[Dataset excerpt]
⁂

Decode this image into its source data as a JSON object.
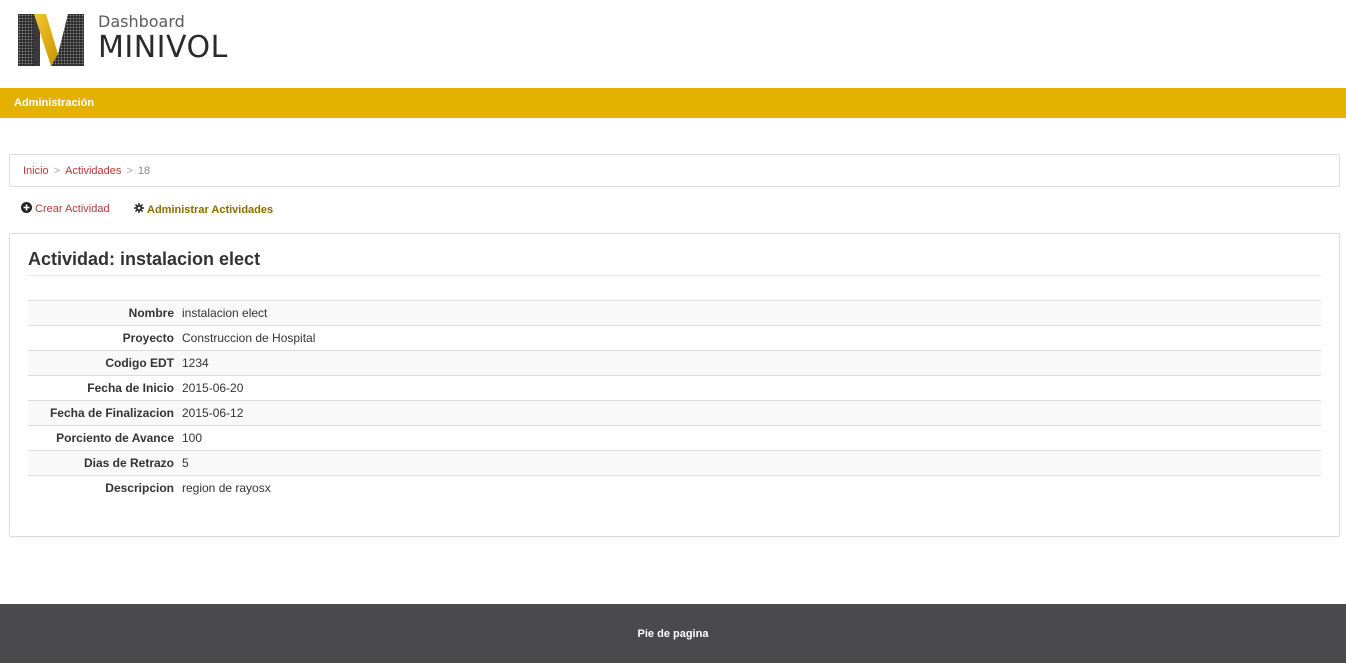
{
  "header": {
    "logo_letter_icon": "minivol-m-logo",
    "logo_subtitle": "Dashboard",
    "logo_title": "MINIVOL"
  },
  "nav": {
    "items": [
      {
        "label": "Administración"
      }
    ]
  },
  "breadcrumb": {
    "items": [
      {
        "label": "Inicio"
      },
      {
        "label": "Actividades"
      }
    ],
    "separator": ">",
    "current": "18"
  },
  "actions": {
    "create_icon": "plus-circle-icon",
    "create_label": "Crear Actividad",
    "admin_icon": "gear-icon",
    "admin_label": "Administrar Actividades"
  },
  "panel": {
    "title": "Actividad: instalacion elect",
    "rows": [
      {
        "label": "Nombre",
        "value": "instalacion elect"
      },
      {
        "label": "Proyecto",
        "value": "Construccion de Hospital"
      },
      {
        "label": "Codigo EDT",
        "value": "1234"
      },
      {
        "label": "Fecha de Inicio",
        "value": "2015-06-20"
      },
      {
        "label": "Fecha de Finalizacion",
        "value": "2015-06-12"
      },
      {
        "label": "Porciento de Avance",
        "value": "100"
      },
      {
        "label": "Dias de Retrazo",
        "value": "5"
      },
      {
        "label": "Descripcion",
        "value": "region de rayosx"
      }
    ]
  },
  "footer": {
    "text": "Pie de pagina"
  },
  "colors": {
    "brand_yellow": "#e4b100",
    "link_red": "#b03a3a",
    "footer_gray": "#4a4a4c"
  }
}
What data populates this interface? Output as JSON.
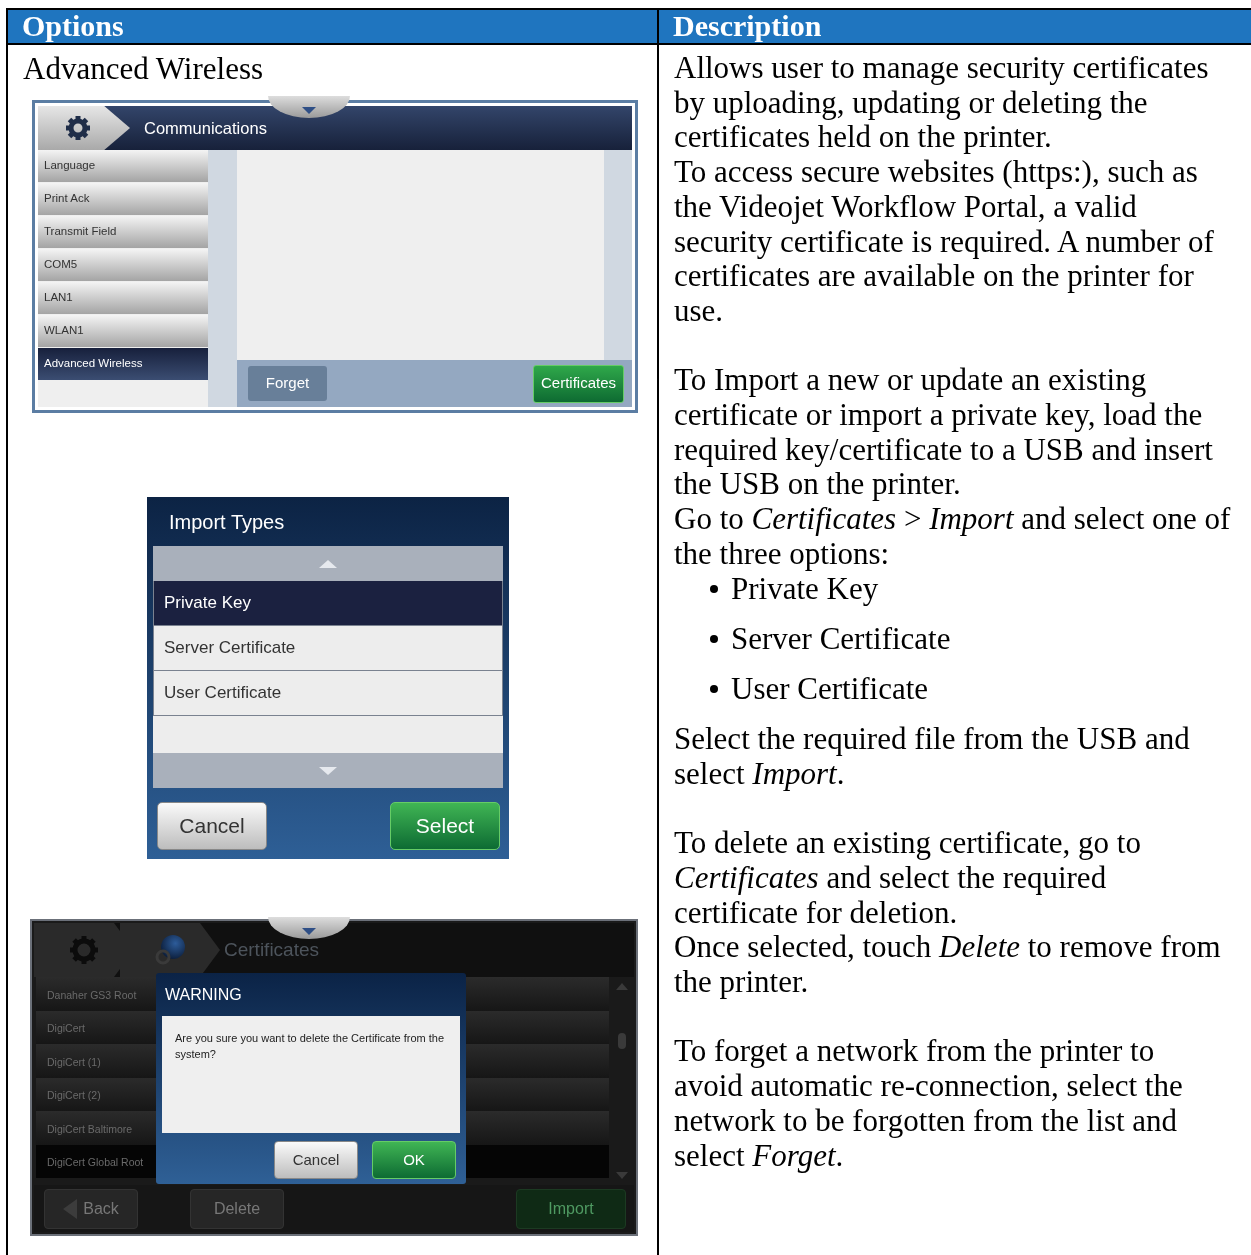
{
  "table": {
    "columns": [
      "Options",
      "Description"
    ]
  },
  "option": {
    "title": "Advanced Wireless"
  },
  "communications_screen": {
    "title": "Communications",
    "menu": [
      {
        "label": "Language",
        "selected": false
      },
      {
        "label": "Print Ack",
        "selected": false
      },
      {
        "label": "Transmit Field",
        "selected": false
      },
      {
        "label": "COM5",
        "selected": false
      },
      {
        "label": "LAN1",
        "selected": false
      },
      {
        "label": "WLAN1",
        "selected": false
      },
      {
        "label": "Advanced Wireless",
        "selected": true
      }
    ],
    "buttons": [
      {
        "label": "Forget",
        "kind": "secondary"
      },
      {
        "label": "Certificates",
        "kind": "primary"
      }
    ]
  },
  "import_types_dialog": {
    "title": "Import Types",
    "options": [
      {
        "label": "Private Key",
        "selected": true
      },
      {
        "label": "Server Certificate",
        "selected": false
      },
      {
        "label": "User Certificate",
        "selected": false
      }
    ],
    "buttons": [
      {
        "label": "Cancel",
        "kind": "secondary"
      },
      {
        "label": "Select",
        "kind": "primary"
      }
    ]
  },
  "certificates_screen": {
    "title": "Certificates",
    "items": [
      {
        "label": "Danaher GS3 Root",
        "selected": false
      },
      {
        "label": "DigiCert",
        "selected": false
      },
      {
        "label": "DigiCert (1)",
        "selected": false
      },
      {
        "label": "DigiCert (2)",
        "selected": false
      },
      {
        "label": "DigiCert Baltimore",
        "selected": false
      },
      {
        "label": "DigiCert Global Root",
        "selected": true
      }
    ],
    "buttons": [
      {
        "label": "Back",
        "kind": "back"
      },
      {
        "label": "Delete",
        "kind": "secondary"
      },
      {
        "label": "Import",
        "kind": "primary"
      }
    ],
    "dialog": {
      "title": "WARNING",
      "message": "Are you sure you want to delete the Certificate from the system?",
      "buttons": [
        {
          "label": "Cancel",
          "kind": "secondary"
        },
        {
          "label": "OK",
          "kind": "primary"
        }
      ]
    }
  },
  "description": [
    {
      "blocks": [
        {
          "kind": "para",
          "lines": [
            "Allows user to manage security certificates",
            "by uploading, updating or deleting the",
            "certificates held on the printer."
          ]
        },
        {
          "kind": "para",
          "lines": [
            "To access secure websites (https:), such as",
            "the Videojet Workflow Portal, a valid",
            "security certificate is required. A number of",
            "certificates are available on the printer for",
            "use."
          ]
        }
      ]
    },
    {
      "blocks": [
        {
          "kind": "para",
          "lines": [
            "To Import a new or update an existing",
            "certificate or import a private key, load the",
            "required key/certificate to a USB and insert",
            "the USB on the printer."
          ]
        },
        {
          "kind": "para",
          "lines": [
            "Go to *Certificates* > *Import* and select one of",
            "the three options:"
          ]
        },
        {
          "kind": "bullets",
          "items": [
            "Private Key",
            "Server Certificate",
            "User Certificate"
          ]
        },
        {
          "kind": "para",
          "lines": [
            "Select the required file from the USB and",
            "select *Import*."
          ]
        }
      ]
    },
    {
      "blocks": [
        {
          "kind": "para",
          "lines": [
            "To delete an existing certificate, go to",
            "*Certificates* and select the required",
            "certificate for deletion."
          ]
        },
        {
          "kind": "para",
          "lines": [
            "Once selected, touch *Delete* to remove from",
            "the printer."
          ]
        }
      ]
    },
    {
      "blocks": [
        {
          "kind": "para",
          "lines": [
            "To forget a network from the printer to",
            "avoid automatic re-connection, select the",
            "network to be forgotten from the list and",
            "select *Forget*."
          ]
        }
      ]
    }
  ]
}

⁂

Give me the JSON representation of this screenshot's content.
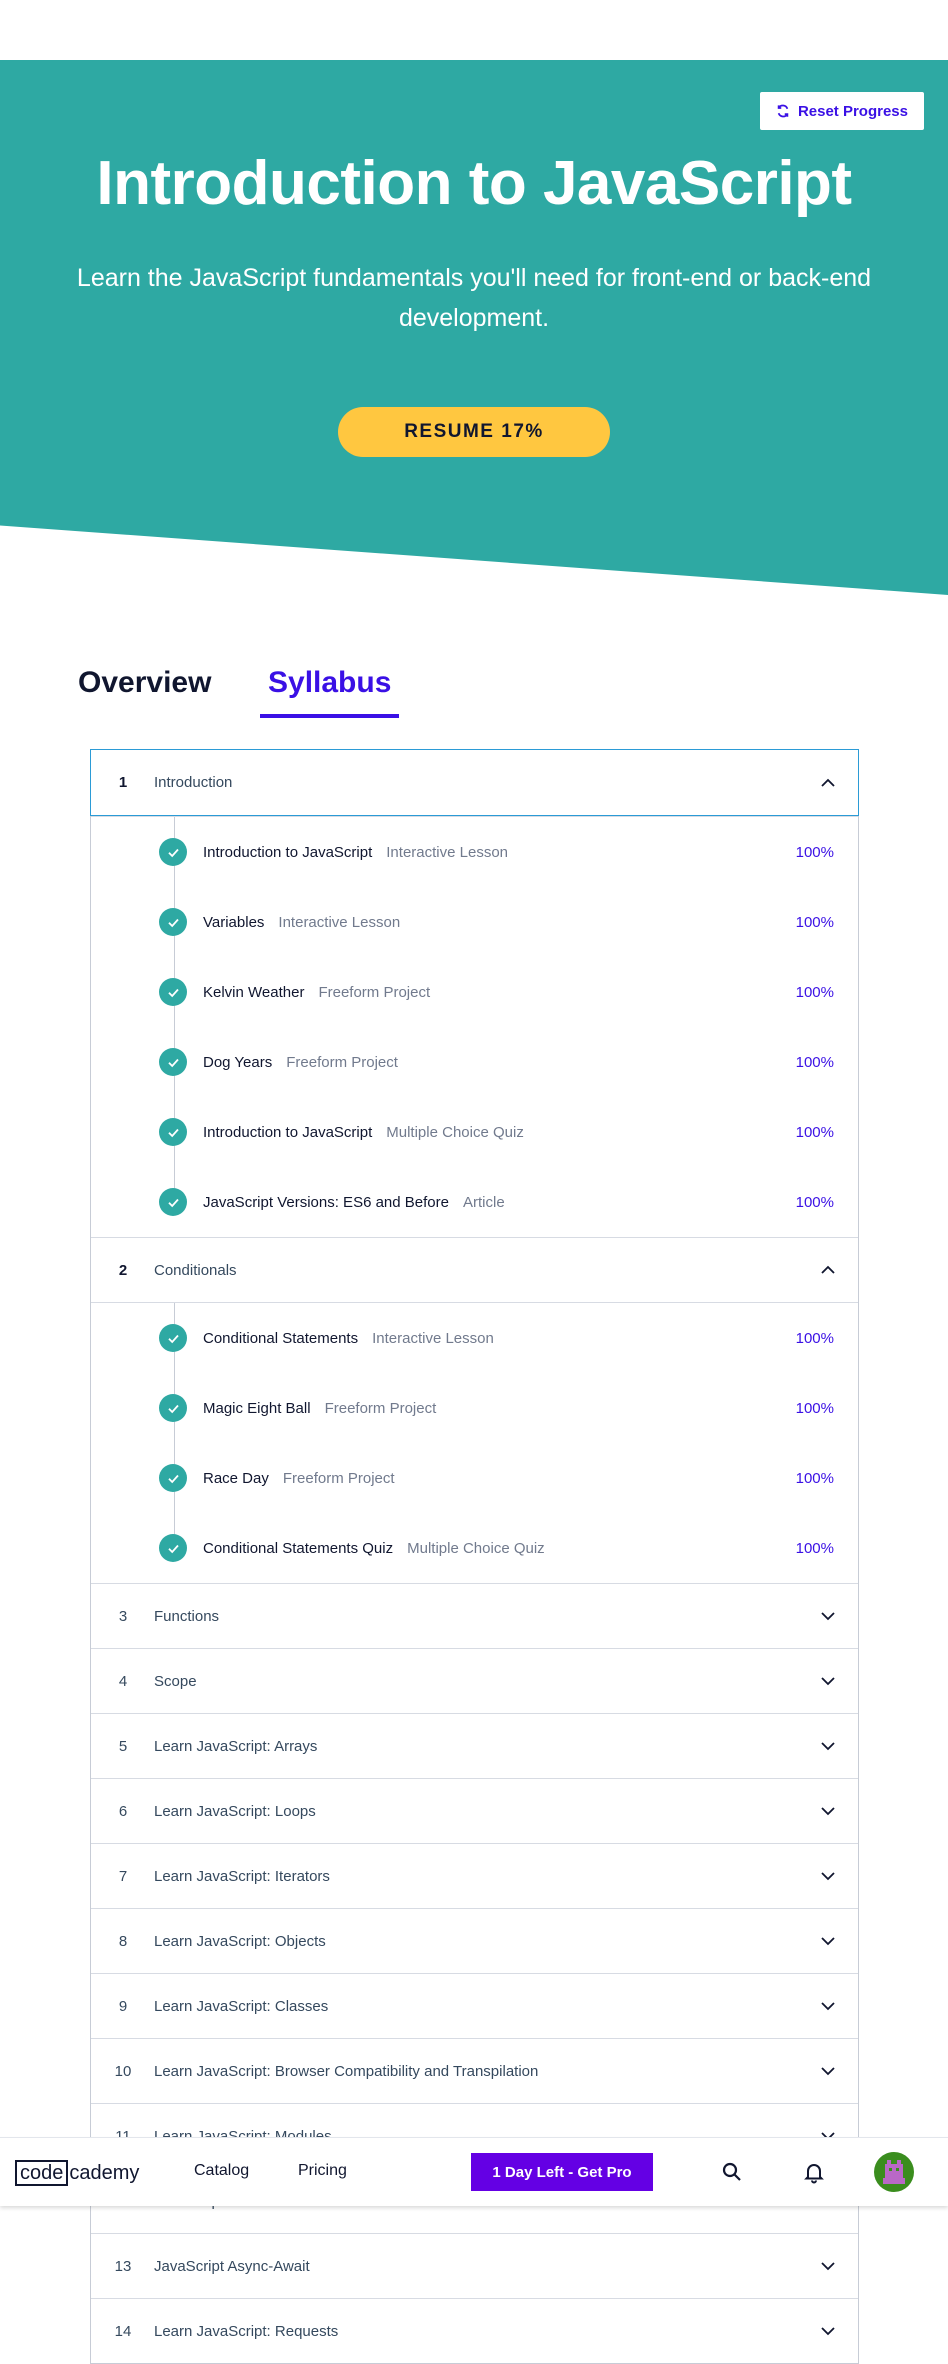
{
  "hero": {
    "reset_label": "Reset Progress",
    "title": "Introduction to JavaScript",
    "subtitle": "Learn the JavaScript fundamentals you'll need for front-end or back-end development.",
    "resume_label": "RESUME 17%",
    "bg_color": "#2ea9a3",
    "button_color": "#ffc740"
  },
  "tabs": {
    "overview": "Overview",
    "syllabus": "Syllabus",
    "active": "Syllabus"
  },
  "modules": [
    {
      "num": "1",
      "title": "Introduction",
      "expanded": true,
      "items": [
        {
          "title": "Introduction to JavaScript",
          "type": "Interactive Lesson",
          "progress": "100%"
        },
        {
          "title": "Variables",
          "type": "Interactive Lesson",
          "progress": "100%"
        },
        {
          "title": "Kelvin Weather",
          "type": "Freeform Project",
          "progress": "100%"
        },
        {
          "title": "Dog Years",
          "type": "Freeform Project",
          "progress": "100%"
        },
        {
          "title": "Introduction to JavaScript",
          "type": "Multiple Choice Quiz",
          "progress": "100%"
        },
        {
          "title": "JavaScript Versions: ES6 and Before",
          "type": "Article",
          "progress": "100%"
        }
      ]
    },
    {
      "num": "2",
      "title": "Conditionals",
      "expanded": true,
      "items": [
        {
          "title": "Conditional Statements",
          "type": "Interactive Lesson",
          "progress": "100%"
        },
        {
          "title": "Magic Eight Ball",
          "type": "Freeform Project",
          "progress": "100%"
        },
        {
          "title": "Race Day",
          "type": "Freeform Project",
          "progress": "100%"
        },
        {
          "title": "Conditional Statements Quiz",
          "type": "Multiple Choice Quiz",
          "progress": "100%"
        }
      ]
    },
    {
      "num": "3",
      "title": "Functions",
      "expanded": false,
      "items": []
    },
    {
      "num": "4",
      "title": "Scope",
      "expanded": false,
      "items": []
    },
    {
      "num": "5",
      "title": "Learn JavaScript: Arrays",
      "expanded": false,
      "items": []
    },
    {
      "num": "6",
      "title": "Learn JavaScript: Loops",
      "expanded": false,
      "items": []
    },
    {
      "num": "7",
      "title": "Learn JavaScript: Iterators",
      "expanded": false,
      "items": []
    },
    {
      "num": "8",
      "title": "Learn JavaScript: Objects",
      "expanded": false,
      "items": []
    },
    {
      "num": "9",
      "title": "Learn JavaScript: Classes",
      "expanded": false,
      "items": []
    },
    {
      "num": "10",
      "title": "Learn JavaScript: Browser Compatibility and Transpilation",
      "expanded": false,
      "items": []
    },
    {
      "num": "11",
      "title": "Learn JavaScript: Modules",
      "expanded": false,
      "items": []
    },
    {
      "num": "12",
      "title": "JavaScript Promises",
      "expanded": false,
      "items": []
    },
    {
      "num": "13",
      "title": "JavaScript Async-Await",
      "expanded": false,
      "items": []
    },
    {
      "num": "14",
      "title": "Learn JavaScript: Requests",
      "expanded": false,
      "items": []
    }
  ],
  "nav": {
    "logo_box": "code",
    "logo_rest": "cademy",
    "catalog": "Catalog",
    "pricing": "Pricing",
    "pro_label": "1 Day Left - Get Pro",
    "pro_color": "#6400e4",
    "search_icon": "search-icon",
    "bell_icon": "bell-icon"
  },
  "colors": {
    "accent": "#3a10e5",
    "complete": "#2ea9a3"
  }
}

⁂

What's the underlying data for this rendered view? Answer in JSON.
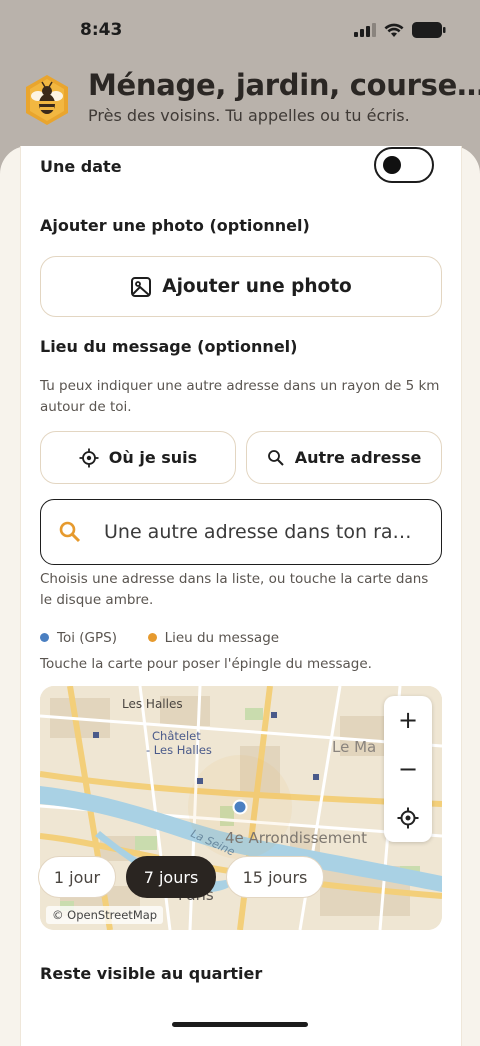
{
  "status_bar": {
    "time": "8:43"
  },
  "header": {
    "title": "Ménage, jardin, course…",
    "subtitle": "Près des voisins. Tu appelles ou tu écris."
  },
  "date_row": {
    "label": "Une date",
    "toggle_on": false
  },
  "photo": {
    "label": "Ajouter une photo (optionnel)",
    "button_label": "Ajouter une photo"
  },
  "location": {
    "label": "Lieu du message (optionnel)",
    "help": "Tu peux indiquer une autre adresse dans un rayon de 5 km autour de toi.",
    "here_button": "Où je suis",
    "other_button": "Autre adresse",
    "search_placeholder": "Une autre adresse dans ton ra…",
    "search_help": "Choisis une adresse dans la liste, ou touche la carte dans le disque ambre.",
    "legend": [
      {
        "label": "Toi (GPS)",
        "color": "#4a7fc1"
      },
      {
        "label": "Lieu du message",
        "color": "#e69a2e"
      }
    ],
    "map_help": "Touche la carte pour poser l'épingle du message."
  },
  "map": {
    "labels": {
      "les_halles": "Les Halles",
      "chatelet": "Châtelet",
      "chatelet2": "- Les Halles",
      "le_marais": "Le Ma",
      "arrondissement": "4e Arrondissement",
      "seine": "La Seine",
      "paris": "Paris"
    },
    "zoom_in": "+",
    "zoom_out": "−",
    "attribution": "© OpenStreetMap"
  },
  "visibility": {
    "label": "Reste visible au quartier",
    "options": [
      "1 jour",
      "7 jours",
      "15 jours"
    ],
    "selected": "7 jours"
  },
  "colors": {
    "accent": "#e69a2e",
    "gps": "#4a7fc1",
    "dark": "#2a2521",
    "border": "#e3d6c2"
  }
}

⁂

→ **Required work**
Reply with one number only: the count of lines in the entries that contain "message".

→ **Exercise answer**
4